• _Stored data_
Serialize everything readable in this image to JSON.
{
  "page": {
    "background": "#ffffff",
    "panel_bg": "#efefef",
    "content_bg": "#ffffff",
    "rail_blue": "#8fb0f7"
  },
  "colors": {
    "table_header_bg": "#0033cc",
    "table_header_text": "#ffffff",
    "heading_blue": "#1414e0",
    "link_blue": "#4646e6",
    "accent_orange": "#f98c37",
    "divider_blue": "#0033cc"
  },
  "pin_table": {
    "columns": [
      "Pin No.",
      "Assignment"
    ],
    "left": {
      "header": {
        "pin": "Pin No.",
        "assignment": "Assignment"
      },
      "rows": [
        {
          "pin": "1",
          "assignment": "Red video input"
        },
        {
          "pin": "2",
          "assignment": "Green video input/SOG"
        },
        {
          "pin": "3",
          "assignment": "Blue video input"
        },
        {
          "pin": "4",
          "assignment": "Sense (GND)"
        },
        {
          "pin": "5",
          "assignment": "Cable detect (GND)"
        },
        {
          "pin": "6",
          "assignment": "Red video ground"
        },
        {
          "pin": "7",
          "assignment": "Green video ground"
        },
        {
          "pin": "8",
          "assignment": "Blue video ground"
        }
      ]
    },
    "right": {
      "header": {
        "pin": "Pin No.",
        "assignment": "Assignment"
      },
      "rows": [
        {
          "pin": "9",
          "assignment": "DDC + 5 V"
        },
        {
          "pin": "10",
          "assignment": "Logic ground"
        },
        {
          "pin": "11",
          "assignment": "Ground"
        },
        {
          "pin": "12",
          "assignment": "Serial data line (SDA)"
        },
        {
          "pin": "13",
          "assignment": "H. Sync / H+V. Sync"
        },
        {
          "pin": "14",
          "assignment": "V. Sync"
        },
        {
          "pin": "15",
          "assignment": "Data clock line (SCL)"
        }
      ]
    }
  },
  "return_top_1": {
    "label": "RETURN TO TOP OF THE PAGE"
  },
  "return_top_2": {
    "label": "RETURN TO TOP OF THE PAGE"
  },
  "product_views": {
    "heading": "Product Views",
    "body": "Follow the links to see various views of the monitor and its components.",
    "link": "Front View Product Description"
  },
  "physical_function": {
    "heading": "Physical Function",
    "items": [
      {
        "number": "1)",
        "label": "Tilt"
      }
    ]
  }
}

• _DIRECTIONS_
Identify all lines where the word "video" shows up. Copy them.

• _RESPONSE TO THE TASK_
          "assignment": "Red video input"
          "assignment": "Green video input/SOG"
          "assignment": "Blue video input"
          "assignment": "Red video ground"
          "assignment": "Green video ground"
          "assignment": "Blue video ground"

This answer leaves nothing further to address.